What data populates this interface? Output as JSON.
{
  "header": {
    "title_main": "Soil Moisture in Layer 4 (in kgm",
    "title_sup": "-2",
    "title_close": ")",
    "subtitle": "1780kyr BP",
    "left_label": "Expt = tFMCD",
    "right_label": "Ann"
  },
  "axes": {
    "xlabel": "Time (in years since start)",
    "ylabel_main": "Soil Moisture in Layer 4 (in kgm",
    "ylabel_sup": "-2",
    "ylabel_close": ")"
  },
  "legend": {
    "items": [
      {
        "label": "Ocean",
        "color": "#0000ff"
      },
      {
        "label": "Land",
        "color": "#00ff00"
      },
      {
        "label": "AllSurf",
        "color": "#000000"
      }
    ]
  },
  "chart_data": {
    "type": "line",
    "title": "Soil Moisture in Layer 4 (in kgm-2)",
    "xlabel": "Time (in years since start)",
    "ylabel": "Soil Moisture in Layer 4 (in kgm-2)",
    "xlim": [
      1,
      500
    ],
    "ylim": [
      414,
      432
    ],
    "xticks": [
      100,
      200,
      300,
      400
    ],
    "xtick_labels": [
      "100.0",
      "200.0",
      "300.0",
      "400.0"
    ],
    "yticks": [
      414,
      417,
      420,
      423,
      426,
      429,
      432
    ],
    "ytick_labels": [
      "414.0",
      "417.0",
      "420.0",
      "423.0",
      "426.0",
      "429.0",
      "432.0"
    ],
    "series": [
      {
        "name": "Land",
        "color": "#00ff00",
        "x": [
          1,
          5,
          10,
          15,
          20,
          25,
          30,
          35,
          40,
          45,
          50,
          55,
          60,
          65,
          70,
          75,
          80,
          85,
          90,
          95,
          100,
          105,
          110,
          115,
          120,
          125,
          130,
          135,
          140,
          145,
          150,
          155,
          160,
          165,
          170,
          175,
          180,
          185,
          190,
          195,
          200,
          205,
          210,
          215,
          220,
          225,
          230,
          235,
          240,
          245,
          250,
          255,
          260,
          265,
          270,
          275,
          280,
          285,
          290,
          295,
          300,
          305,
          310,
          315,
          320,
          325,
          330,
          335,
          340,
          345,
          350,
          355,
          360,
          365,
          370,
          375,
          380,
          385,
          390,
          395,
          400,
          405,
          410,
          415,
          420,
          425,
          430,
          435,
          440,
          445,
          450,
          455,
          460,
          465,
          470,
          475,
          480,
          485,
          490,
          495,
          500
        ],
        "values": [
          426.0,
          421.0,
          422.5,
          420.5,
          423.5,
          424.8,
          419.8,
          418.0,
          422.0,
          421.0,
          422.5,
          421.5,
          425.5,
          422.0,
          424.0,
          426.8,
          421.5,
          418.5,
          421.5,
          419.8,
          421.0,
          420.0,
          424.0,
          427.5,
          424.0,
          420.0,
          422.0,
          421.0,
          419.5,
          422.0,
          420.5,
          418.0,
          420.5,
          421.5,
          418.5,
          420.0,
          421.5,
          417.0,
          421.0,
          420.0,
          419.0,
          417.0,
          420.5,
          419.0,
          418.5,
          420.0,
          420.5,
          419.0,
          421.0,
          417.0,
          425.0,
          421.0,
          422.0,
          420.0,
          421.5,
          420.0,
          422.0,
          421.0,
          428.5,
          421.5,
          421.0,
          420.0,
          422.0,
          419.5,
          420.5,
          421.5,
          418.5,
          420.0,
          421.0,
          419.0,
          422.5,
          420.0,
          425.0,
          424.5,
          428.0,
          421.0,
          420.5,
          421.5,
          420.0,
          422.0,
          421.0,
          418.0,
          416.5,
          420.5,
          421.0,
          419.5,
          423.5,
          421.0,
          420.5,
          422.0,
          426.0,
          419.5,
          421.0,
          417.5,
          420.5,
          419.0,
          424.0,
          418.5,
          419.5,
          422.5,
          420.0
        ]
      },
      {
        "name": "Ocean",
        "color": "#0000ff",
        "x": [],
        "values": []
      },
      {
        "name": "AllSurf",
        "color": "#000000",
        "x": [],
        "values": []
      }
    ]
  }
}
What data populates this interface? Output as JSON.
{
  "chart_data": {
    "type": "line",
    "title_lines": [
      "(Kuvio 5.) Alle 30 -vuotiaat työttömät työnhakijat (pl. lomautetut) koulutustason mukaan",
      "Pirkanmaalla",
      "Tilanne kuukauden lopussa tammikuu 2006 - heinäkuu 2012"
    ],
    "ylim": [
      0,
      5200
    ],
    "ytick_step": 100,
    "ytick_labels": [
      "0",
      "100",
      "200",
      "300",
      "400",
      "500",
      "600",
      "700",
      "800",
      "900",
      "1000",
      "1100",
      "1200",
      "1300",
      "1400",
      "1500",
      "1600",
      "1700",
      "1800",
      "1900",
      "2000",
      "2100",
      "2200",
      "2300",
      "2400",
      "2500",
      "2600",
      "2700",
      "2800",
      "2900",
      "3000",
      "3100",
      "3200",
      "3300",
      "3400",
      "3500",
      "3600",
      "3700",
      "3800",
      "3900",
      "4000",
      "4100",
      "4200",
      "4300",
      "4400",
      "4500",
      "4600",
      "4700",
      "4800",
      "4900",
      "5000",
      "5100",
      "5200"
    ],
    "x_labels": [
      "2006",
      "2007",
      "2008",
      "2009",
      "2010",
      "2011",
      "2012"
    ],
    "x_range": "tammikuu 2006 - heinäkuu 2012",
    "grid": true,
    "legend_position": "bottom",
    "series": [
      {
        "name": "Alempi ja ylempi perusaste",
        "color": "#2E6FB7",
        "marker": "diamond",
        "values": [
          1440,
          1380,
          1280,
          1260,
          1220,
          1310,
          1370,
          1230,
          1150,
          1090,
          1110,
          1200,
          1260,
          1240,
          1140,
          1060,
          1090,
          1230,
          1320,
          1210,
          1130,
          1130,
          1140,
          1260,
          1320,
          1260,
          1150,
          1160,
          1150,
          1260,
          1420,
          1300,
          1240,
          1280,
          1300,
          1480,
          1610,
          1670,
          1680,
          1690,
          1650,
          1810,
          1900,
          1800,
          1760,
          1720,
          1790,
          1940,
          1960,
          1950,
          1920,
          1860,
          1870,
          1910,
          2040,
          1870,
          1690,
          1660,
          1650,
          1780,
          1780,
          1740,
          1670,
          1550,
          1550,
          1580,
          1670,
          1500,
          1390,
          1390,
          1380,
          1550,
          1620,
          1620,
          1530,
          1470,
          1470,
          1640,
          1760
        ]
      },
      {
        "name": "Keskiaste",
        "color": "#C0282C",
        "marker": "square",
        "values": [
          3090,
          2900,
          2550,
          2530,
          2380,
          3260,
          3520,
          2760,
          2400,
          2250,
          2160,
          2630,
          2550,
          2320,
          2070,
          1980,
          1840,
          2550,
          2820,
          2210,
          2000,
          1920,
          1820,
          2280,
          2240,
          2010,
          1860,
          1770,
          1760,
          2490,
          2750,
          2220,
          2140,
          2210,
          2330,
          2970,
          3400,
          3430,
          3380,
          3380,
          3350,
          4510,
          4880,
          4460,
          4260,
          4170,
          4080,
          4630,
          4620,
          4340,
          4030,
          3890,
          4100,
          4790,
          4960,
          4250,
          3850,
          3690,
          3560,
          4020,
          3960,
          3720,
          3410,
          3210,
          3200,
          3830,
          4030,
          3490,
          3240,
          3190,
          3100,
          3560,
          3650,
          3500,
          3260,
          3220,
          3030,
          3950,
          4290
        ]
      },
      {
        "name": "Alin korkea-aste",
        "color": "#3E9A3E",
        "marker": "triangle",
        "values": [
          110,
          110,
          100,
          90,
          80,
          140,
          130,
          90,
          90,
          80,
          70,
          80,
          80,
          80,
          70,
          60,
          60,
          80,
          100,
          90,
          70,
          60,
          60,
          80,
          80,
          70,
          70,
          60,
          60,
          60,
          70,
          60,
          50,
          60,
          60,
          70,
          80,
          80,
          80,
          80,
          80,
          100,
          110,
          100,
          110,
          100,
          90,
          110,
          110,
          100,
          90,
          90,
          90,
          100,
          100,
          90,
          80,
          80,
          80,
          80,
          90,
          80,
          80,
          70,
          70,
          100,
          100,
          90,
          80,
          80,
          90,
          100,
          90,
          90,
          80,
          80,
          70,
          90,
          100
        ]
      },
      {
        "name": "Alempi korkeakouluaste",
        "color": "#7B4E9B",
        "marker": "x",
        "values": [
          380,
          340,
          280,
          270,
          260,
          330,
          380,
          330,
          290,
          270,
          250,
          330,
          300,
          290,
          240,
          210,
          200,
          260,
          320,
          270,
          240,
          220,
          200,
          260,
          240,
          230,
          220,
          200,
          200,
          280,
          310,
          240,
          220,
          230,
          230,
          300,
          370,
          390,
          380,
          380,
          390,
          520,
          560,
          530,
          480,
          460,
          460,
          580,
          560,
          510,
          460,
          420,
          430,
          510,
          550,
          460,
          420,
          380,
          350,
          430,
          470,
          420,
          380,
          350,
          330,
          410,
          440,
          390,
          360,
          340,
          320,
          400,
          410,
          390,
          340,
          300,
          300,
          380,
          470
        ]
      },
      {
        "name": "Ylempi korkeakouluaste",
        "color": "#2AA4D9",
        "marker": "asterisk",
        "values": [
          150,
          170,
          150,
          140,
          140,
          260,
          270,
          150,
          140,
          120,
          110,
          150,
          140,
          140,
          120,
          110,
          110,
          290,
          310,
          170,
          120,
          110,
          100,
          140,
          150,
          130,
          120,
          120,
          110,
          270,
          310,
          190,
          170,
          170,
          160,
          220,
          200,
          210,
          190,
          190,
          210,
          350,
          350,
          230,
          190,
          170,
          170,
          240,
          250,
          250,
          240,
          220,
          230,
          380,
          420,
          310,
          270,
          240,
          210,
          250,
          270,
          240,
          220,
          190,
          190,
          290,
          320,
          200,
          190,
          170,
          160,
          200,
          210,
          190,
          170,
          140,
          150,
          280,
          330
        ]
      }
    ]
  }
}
┄┄┄┄┄┄
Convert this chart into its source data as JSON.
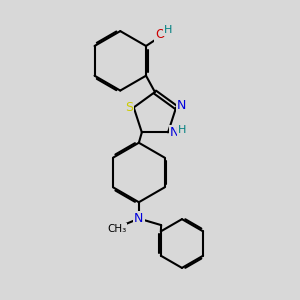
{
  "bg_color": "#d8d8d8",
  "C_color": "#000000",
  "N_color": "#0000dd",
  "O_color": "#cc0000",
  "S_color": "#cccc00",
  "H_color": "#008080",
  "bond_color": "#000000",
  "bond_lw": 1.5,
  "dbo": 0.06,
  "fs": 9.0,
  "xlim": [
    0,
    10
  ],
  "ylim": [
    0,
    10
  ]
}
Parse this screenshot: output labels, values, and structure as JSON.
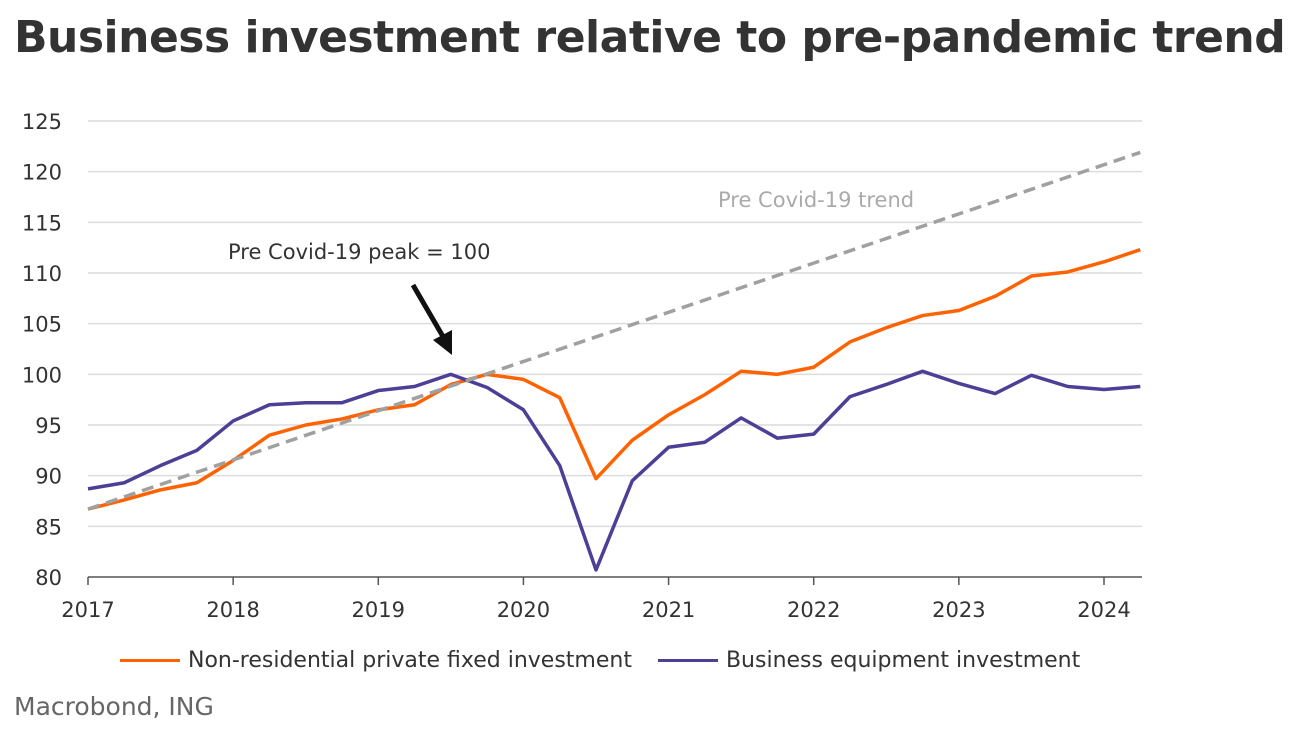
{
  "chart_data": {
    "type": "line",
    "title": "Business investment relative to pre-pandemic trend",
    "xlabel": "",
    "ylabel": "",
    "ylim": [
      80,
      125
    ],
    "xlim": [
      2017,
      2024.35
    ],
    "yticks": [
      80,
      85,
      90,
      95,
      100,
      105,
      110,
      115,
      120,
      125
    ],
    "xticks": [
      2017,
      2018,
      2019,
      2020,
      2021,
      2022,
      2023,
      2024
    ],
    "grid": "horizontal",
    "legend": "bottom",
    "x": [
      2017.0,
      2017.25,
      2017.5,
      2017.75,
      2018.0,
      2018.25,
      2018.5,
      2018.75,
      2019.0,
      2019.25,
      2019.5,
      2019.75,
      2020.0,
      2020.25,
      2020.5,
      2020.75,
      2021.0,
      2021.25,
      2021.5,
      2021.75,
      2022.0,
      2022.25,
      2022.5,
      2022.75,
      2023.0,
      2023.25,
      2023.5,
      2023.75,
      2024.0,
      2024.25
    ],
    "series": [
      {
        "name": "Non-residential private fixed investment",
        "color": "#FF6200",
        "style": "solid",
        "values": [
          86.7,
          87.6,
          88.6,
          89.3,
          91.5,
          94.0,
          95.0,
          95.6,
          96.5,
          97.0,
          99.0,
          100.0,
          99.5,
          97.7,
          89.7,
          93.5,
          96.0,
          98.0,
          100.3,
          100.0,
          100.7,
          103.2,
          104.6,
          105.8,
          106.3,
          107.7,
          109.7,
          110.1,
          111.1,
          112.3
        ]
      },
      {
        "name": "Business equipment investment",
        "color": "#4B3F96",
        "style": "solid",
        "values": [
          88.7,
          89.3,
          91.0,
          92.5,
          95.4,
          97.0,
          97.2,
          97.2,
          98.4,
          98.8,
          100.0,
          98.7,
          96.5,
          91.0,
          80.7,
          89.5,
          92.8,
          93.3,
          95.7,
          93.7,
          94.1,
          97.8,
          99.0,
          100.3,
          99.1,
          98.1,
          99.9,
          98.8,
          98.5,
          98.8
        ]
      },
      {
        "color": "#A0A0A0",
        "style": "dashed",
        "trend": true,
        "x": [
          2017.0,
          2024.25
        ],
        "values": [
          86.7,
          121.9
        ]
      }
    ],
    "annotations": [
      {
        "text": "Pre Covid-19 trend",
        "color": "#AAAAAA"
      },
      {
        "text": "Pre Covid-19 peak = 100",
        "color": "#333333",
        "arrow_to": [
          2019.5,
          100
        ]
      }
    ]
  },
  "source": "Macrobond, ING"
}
┄┄┄┄┄┄
→ Direction
In the entries above, count each line holding "tammikuu" and report the total and nothing more.

→ Complete answer
2